— BEGIN EXERCISE INPUT —

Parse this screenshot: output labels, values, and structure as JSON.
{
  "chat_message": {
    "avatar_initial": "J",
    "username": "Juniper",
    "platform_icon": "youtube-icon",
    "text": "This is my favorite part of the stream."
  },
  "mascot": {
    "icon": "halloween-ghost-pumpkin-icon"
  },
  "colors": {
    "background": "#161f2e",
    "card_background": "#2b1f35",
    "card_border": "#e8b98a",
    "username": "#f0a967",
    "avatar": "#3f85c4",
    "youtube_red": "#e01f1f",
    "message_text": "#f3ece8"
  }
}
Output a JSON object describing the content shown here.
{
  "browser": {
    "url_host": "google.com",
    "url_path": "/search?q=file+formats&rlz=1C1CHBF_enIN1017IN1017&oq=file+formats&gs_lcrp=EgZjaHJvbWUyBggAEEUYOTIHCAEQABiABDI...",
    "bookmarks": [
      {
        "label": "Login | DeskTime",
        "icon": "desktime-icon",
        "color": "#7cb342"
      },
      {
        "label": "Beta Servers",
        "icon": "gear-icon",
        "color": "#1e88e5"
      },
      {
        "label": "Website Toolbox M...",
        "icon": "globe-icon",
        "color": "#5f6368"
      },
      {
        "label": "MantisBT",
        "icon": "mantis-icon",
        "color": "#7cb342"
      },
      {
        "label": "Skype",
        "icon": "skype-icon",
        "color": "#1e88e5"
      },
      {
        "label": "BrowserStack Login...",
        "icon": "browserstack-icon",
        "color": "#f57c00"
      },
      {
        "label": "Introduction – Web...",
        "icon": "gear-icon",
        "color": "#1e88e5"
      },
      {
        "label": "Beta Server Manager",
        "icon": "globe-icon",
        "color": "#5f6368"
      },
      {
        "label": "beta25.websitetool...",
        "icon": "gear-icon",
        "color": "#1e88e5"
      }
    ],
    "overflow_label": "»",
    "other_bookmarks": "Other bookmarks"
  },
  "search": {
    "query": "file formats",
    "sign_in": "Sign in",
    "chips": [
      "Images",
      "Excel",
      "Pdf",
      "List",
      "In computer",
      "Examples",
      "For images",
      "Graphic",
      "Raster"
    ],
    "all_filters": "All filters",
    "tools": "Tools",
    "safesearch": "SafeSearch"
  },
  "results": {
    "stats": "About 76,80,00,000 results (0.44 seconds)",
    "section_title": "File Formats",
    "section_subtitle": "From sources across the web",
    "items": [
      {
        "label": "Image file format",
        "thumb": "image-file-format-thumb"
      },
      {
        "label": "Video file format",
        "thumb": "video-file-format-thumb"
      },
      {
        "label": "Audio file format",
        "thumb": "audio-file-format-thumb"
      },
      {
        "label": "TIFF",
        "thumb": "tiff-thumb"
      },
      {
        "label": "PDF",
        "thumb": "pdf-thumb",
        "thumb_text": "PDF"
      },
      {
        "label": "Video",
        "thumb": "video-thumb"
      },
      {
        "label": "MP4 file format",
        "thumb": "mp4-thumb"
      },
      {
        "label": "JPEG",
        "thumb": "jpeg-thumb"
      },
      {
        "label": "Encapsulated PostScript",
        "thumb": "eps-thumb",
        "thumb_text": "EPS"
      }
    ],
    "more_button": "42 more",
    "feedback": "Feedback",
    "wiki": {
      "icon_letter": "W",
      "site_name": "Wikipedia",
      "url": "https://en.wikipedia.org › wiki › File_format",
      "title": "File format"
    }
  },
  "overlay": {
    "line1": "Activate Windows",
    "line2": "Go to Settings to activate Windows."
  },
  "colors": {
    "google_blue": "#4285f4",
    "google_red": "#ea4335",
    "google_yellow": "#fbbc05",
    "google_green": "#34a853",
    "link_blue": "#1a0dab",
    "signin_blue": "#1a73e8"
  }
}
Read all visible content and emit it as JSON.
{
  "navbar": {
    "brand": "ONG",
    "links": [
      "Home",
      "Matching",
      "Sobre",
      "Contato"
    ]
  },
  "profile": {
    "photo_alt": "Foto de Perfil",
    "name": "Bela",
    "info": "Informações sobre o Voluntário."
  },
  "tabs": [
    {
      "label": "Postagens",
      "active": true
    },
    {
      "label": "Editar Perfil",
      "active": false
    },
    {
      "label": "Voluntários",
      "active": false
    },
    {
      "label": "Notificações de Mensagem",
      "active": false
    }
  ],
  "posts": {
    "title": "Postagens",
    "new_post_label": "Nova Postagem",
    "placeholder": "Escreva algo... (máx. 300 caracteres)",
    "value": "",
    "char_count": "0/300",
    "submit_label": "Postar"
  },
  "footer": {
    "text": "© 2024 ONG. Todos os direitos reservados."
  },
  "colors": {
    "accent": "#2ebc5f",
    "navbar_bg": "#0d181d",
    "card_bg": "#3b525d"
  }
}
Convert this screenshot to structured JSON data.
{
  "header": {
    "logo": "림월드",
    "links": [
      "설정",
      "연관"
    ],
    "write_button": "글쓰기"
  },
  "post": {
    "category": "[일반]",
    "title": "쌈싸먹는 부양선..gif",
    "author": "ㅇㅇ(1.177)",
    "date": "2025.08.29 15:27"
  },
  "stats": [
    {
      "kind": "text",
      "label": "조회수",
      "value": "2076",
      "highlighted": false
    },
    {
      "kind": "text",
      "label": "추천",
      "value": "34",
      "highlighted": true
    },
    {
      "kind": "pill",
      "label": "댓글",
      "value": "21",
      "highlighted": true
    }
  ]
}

— END EXERCISE INPUT —

> EXERCISE DESCRIPTION
Using the entries above, find all lines with "JSON". Copy them.

> ANSWER TO THIS TASK
Parse this screenshot: output labels, values, and structure as JSON.
Output a JSON object describing the content shown here.
Read all visible content and emit it as JSON.
Convert this screenshot to structured JSON data.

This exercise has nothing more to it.